Task instructions: Reproduce every entry in the listing without alteration.

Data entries

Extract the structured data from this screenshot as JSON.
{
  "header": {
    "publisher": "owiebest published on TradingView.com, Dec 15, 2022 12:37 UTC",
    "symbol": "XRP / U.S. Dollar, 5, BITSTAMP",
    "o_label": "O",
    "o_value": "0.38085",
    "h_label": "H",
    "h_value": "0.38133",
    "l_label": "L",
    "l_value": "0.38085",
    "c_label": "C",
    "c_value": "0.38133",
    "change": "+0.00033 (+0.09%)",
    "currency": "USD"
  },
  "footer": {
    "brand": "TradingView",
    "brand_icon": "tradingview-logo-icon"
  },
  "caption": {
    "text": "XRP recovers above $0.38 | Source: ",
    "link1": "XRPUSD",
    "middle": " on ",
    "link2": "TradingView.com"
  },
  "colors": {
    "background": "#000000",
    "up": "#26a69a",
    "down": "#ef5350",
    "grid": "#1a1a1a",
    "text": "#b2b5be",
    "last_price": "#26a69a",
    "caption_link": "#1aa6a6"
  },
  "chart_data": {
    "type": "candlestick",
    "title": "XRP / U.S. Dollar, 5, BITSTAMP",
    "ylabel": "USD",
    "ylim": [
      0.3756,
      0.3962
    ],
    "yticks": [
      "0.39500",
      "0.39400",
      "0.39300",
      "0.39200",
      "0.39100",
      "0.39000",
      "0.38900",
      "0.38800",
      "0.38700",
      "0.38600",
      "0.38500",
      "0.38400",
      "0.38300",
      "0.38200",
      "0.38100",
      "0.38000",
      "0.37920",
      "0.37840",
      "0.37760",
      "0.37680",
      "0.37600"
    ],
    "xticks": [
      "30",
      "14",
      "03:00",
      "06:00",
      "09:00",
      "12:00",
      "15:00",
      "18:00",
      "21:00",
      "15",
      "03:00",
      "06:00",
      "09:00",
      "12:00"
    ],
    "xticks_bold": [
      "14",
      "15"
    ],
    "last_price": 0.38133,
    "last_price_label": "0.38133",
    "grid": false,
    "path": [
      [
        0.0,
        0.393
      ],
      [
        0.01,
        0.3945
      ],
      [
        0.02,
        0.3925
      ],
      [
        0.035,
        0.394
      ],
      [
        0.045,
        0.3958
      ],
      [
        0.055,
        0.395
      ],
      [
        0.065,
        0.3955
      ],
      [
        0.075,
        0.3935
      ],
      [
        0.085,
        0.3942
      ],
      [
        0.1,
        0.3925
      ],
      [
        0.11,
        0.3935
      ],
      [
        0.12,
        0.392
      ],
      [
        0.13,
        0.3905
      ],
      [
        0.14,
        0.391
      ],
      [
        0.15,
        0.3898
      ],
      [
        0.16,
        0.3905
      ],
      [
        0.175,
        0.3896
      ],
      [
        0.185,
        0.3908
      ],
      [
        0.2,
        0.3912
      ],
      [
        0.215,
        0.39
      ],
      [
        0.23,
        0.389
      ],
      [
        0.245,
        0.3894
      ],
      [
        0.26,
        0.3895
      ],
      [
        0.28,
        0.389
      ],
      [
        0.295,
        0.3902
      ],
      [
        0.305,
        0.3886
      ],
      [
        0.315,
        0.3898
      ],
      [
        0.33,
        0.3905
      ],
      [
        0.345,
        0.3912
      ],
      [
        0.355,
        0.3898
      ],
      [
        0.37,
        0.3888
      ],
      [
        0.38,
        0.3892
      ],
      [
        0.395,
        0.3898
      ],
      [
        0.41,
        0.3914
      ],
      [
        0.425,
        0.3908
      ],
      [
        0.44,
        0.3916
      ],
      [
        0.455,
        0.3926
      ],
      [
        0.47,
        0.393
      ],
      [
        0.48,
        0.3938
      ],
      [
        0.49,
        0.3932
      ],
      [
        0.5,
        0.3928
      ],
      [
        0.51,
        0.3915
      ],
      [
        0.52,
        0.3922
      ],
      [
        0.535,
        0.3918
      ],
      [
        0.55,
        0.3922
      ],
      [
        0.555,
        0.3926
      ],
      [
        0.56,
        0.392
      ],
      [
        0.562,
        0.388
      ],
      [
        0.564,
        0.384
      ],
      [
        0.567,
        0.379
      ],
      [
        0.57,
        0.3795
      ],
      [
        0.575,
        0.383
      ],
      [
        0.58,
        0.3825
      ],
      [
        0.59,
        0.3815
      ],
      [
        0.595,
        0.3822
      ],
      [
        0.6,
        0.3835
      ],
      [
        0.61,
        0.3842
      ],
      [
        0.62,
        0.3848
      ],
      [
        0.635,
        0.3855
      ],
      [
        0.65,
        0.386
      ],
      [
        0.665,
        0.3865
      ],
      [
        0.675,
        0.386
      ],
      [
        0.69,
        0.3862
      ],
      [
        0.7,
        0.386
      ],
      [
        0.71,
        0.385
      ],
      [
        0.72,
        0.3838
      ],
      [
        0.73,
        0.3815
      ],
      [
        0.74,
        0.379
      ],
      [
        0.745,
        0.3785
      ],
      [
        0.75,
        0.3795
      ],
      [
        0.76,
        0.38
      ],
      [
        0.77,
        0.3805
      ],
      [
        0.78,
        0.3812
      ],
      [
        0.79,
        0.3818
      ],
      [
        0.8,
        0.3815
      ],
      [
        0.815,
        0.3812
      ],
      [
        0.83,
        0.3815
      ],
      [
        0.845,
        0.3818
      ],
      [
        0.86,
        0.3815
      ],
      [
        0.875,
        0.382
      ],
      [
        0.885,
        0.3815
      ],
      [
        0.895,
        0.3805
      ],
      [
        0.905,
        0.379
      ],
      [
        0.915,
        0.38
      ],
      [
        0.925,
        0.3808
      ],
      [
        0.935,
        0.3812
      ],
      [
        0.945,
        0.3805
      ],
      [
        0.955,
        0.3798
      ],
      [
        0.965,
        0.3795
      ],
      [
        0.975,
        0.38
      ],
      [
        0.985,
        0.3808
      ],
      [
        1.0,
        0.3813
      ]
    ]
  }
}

Answer:
Extract the structured data from this screenshot as JSON.
{
  "header": {
    "publisher": "owiebest published on TradingView.com, Dec 15, 2022 12:37 UTC",
    "symbol": "XRP / U.S. Dollar, 5, BITSTAMP",
    "o_label": "O",
    "o_value": "0.38085",
    "h_label": "H",
    "h_value": "0.38133",
    "l_label": "L",
    "l_value": "0.38085",
    "c_label": "C",
    "c_value": "0.38133",
    "change": "+0.00033 (+0.09%)",
    "currency": "USD"
  },
  "footer": {
    "brand": "TradingView",
    "brand_icon": "tradingview-logo-icon"
  },
  "caption": {
    "text": "XRP recovers above $0.38 | Source: ",
    "link1": "XRPUSD",
    "middle": " on ",
    "link2": "TradingView.com"
  },
  "colors": {
    "background": "#000000",
    "up": "#26a69a",
    "down": "#ef5350",
    "grid": "#1a1a1a",
    "text": "#b2b5be",
    "last_price": "#26a69a",
    "caption_link": "#1aa6a6"
  },
  "chart_data": {
    "type": "candlestick",
    "title": "XRP / U.S. Dollar, 5, BITSTAMP",
    "ylabel": "USD",
    "ylim": [
      0.3756,
      0.3962
    ],
    "yticks": [
      "0.39500",
      "0.39400",
      "0.39300",
      "0.39200",
      "0.39100",
      "0.39000",
      "0.38900",
      "0.38800",
      "0.38700",
      "0.38600",
      "0.38500",
      "0.38400",
      "0.38300",
      "0.38200",
      "0.38100",
      "0.38000",
      "0.37920",
      "0.37840",
      "0.37760",
      "0.37680",
      "0.37600"
    ],
    "xticks": [
      "30",
      "14",
      "03:00",
      "06:00",
      "09:00",
      "12:00",
      "15:00",
      "18:00",
      "21:00",
      "15",
      "03:00",
      "06:00",
      "09:00",
      "12:00"
    ],
    "xticks_bold": [
      "14",
      "15"
    ],
    "last_price": 0.38133,
    "last_price_label": "0.38133",
    "grid": false,
    "path": [
      [
        0.0,
        0.393
      ],
      [
        0.01,
        0.3945
      ],
      [
        0.02,
        0.3925
      ],
      [
        0.035,
        0.394
      ],
      [
        0.045,
        0.3958
      ],
      [
        0.055,
        0.395
      ],
      [
        0.065,
        0.3955
      ],
      [
        0.075,
        0.3935
      ],
      [
        0.085,
        0.3942
      ],
      [
        0.1,
        0.3925
      ],
      [
        0.11,
        0.3935
      ],
      [
        0.12,
        0.392
      ],
      [
        0.13,
        0.3905
      ],
      [
        0.14,
        0.391
      ],
      [
        0.15,
        0.3898
      ],
      [
        0.16,
        0.3905
      ],
      [
        0.175,
        0.3896
      ],
      [
        0.185,
        0.3908
      ],
      [
        0.2,
        0.3912
      ],
      [
        0.215,
        0.39
      ],
      [
        0.23,
        0.389
      ],
      [
        0.245,
        0.3894
      ],
      [
        0.26,
        0.3895
      ],
      [
        0.28,
        0.389
      ],
      [
        0.295,
        0.3902
      ],
      [
        0.305,
        0.3886
      ],
      [
        0.315,
        0.3898
      ],
      [
        0.33,
        0.3905
      ],
      [
        0.345,
        0.3912
      ],
      [
        0.355,
        0.3898
      ],
      [
        0.37,
        0.3888
      ],
      [
        0.38,
        0.3892
      ],
      [
        0.395,
        0.3898
      ],
      [
        0.41,
        0.3914
      ],
      [
        0.425,
        0.3908
      ],
      [
        0.44,
        0.3916
      ],
      [
        0.455,
        0.3926
      ],
      [
        0.47,
        0.393
      ],
      [
        0.48,
        0.3938
      ],
      [
        0.49,
        0.3932
      ],
      [
        0.5,
        0.3928
      ],
      [
        0.51,
        0.3915
      ],
      [
        0.52,
        0.3922
      ],
      [
        0.535,
        0.3918
      ],
      [
        0.55,
        0.3922
      ],
      [
        0.555,
        0.3926
      ],
      [
        0.56,
        0.392
      ],
      [
        0.562,
        0.388
      ],
      [
        0.564,
        0.384
      ],
      [
        0.567,
        0.379
      ],
      [
        0.57,
        0.3795
      ],
      [
        0.575,
        0.383
      ],
      [
        0.58,
        0.3825
      ],
      [
        0.59,
        0.3815
      ],
      [
        0.595,
        0.3822
      ],
      [
        0.6,
        0.3835
      ],
      [
        0.61,
        0.3842
      ],
      [
        0.62,
        0.3848
      ],
      [
        0.635,
        0.3855
      ],
      [
        0.65,
        0.386
      ],
      [
        0.665,
        0.3865
      ],
      [
        0.675,
        0.386
      ],
      [
        0.69,
        0.3862
      ],
      [
        0.7,
        0.386
      ],
      [
        0.71,
        0.385
      ],
      [
        0.72,
        0.3838
      ],
      [
        0.73,
        0.3815
      ],
      [
        0.74,
        0.379
      ],
      [
        0.745,
        0.3785
      ],
      [
        0.75,
        0.3795
      ],
      [
        0.76,
        0.38
      ],
      [
        0.77,
        0.3805
      ],
      [
        0.78,
        0.3812
      ],
      [
        0.79,
        0.3818
      ],
      [
        0.8,
        0.3815
      ],
      [
        0.815,
        0.3812
      ],
      [
        0.83,
        0.3815
      ],
      [
        0.845,
        0.3818
      ],
      [
        0.86,
        0.3815
      ],
      [
        0.875,
        0.382
      ],
      [
        0.885,
        0.3815
      ],
      [
        0.895,
        0.3805
      ],
      [
        0.905,
        0.379
      ],
      [
        0.915,
        0.38
      ],
      [
        0.925,
        0.3808
      ],
      [
        0.935,
        0.3812
      ],
      [
        0.945,
        0.3805
      ],
      [
        0.955,
        0.3798
      ],
      [
        0.965,
        0.3795
      ],
      [
        0.975,
        0.38
      ],
      [
        0.985,
        0.3808
      ],
      [
        1.0,
        0.3813
      ]
    ]
  }
}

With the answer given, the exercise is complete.